==== Record list ====
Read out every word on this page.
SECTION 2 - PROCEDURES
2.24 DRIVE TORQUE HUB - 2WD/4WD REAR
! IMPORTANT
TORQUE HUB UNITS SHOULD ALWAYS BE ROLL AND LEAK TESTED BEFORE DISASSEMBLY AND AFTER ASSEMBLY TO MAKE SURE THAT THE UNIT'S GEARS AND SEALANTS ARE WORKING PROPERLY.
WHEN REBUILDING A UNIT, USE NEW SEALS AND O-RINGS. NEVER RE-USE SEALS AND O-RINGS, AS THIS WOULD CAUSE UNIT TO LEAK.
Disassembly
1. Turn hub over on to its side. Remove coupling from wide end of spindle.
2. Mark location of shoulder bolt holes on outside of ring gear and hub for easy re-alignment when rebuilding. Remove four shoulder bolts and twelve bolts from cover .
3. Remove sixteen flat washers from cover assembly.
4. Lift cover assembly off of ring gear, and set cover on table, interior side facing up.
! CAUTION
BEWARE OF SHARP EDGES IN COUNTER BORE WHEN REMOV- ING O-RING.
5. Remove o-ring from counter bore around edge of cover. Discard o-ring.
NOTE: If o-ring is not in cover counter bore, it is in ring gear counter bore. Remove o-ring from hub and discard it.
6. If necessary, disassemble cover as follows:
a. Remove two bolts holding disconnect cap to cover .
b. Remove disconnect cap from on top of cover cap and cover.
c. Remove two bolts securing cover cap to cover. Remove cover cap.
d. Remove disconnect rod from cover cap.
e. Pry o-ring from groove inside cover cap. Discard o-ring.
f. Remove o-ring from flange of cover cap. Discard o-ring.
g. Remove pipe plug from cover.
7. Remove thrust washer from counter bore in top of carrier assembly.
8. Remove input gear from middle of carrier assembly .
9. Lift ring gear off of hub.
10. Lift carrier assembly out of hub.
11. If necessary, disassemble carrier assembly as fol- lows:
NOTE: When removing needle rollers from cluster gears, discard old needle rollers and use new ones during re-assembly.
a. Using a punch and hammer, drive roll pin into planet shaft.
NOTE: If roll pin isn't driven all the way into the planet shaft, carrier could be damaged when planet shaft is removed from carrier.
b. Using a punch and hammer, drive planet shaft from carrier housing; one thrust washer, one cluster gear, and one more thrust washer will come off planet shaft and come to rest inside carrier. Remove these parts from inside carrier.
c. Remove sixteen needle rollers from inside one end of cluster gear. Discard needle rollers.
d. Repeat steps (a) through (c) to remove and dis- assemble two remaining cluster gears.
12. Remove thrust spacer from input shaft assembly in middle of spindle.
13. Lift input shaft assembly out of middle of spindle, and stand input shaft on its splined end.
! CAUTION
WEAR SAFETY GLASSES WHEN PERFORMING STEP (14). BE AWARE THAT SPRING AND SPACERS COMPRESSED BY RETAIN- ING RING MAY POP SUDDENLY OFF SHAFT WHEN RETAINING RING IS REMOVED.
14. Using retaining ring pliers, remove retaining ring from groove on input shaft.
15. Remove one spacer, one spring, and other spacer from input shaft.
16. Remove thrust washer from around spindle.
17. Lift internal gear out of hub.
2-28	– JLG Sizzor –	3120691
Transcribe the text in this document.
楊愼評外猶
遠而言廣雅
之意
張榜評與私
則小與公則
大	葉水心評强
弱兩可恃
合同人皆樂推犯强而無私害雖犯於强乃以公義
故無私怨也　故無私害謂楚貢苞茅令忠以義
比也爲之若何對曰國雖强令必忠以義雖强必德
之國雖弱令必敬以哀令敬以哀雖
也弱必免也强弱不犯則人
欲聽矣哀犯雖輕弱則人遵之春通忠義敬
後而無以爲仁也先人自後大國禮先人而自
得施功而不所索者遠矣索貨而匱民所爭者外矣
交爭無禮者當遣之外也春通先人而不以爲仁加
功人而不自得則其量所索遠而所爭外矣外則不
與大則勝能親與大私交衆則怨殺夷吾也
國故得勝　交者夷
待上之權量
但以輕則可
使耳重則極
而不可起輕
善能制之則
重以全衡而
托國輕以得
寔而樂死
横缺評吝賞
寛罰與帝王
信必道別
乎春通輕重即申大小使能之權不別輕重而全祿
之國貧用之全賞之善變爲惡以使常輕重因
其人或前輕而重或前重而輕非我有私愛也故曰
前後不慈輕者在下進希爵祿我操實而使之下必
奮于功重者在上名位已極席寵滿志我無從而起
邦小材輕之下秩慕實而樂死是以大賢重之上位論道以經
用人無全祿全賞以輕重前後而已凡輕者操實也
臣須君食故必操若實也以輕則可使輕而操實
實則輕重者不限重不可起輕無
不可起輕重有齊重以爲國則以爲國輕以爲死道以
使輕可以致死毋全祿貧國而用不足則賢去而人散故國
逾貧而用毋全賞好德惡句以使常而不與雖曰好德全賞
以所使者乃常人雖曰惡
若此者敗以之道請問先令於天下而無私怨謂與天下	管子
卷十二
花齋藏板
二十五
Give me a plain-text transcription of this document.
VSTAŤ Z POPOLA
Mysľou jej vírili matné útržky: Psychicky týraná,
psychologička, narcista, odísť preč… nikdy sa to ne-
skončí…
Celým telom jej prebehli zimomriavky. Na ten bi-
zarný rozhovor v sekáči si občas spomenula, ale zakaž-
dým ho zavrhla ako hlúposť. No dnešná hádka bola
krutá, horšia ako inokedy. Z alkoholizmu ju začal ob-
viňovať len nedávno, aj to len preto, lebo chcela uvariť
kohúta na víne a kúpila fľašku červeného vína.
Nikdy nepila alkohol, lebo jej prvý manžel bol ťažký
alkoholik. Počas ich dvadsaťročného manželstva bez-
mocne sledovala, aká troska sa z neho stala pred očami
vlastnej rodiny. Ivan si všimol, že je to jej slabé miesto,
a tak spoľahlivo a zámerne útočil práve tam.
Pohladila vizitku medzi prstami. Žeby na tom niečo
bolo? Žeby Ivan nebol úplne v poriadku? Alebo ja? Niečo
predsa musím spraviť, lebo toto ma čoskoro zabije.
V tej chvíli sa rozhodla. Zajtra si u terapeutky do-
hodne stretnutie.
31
====
* [Exercise brief]:
Each line of the material should be echoed exactly.

* [Exercise result]:
Read out every word on this page.
SECTION 2 - PROCEDURES
2.24 DRIVE TORQUE HUB - 2WD/4WD REAR
! IMPORTANT
TORQUE HUB UNITS SHOULD ALWAYS BE ROLL AND LEAK TESTED BEFORE DISASSEMBLY AND AFTER ASSEMBLY TO MAKE SURE THAT THE UNIT'S GEARS AND SEALANTS ARE WORKING PROPERLY.
WHEN REBUILDING A UNIT, USE NEW SEALS AND O-RINGS. NEVER RE-USE SEALS AND O-RINGS, AS THIS WOULD CAUSE UNIT TO LEAK.
Disassembly
1. Turn hub over on to its side. Remove coupling from wide end of spindle.
2. Mark location of shoulder bolt holes on outside of ring gear and hub for easy re-alignment when rebuilding. Remove four shoulder bolts and twelve bolts from cover .
3. Remove sixteen flat washers from cover assembly.
4. Lift cover assembly off of ring gear, and set cover on table, interior side facing up.
! CAUTION
BEWARE OF SHARP EDGES IN COUNTER BORE WHEN REMOV- ING O-RING.
5. Remove o-ring from counter bore around edge of cover. Discard o-ring.
NOTE: If o-ring is not in cover counter bore, it is in ring gear counter bore. Remove o-ring from hub and discard it.
6. If necessary, disassemble cover as follows:
a. Remove two bolts holding disconnect cap to cover .
b. Remove disconnect cap from on top of cover cap and cover.
c. Remove two bolts securing cover cap to cover. Remove cover cap.
d. Remove disconnect rod from cover cap.
e. Pry o-ring from groove inside cover cap. Discard o-ring.
f. Remove o-ring from flange of cover cap. Discard o-ring.
g. Remove pipe plug from cover.
7. Remove thrust washer from counter bore in top of carrier assembly.
8. Remove input gear from middle of carrier assembly .
9. Lift ring gear off of hub.
10. Lift carrier assembly out of hub.
11. If necessary, disassemble carrier assembly as fol- lows:
NOTE: When removing needle rollers from cluster gears, discard old needle rollers and use new ones during re-assembly.
a. Using a punch and hammer, drive roll pin into planet shaft.
NOTE: If roll pin isn't driven all the way into the planet shaft, carrier could be damaged when planet shaft is removed from carrier.
b. Using a punch and hammer, drive planet shaft from carrier housing; one thrust washer, one cluster gear, and one more thrust washer will come off planet shaft and come to rest inside carrier. Remove these parts from inside carrier.
c. Remove sixteen needle rollers from inside one end of cluster gear. Discard needle rollers.
d. Repeat steps (a) through (c) to remove and dis- assemble two remaining cluster gears.
12. Remove thrust spacer from input shaft assembly in middle of spindle.
13. Lift input shaft assembly out of middle of spindle, and stand input shaft on its splined end.
! CAUTION
WEAR SAFETY GLASSES WHEN PERFORMING STEP (14). BE AWARE THAT SPRING AND SPACERS COMPRESSED BY RETAIN- ING RING MAY POP SUDDENLY OFF SHAFT WHEN RETAINING RING IS REMOVED.
14. Using retaining ring pliers, remove retaining ring from groove on input shaft.
15. Remove one spacer, one spring, and other spacer from input shaft.
16. Remove thrust washer from around spindle.
17. Lift internal gear out of hub.
2-28	– JLG Sizzor –	3120691
Transcribe the text in this document.
楊愼評外猶
遠而言廣雅
之意
張榜評與私
則小與公則
大	葉水心評强
弱兩可恃
合同人皆樂推犯强而無私害雖犯於强乃以公義
故無私怨也　故無私害謂楚貢苞茅令忠以義
比也爲之若何對曰國雖强令必忠以義雖强必德
之國雖弱令必敬以哀令敬以哀雖
也弱必免也强弱不犯則人
欲聽矣哀犯雖輕弱則人遵之春通忠義敬
後而無以爲仁也先人自後大國禮先人而自
得施功而不所索者遠矣索貨而匱民所爭者外矣
交爭無禮者當遣之外也春通先人而不以爲仁加
功人而不自得則其量所索遠而所爭外矣外則不
與大則勝能親與大私交衆則怨殺夷吾也
國故得勝　交者夷
待上之權量
但以輕則可
使耳重則極
而不可起輕
善能制之則
重以全衡而
托國輕以得
寔而樂死
横缺評吝賞
寛罰與帝王
信必道別
乎春通輕重即申大小使能之權不別輕重而全祿
之國貧用之全賞之善變爲惡以使常輕重因
其人或前輕而重或前重而輕非我有私愛也故曰
前後不慈輕者在下進希爵祿我操實而使之下必
奮于功重者在上名位已極席寵滿志我無從而起
邦小材輕之下秩慕實而樂死是以大賢重之上位論道以經
用人無全祿全賞以輕重前後而已凡輕者操實也
臣須君食故必操若實也以輕則可使輕而操實
實則輕重者不限重不可起輕無
不可起輕重有齊重以爲國則以爲國輕以爲死道以
使輕可以致死毋全祿貧國而用不足則賢去而人散故國
逾貧而用毋全賞好德惡句以使常而不與雖曰好德全賞
以所使者乃常人雖曰惡
若此者敗以之道請問先令於天下而無私怨謂與天下	管子
卷十二
花齋藏板
二十五
Give me a plain-text transcription of this document.
VSTAŤ Z POPOLA
Mysľou jej vírili matné útržky: Psychicky týraná,
psychologička, narcista, odísť preč… nikdy sa to ne-
skončí…
Celým telom jej prebehli zimomriavky. Na ten bi-
zarný rozhovor v sekáči si občas spomenula, ale zakaž-
dým ho zavrhla ako hlúposť. No dnešná hádka bola
krutá, horšia ako inokedy. Z alkoholizmu ju začal ob-
viňovať len nedávno, aj to len preto, lebo chcela uvariť
kohúta na víne a kúpila fľašku červeného vína.
Nikdy nepila alkohol, lebo jej prvý manžel bol ťažký
alkoholik. Počas ich dvadsaťročného manželstva bez-
mocne sledovala, aká troska sa z neho stala pred očami
vlastnej rodiny. Ivan si všimol, že je to jej slabé miesto,
a tak spoľahlivo a zámerne útočil práve tam.
Pohladila vizitku medzi prstami. Žeby na tom niečo
bolo? Žeby Ivan nebol úplne v poriadku? Alebo ja? Niečo
predsa musím spraviť, lebo toto ma čoskoro zabije.
V tej chvíli sa rozhodla. Zajtra si u terapeutky do-
hodne stretnutie.
31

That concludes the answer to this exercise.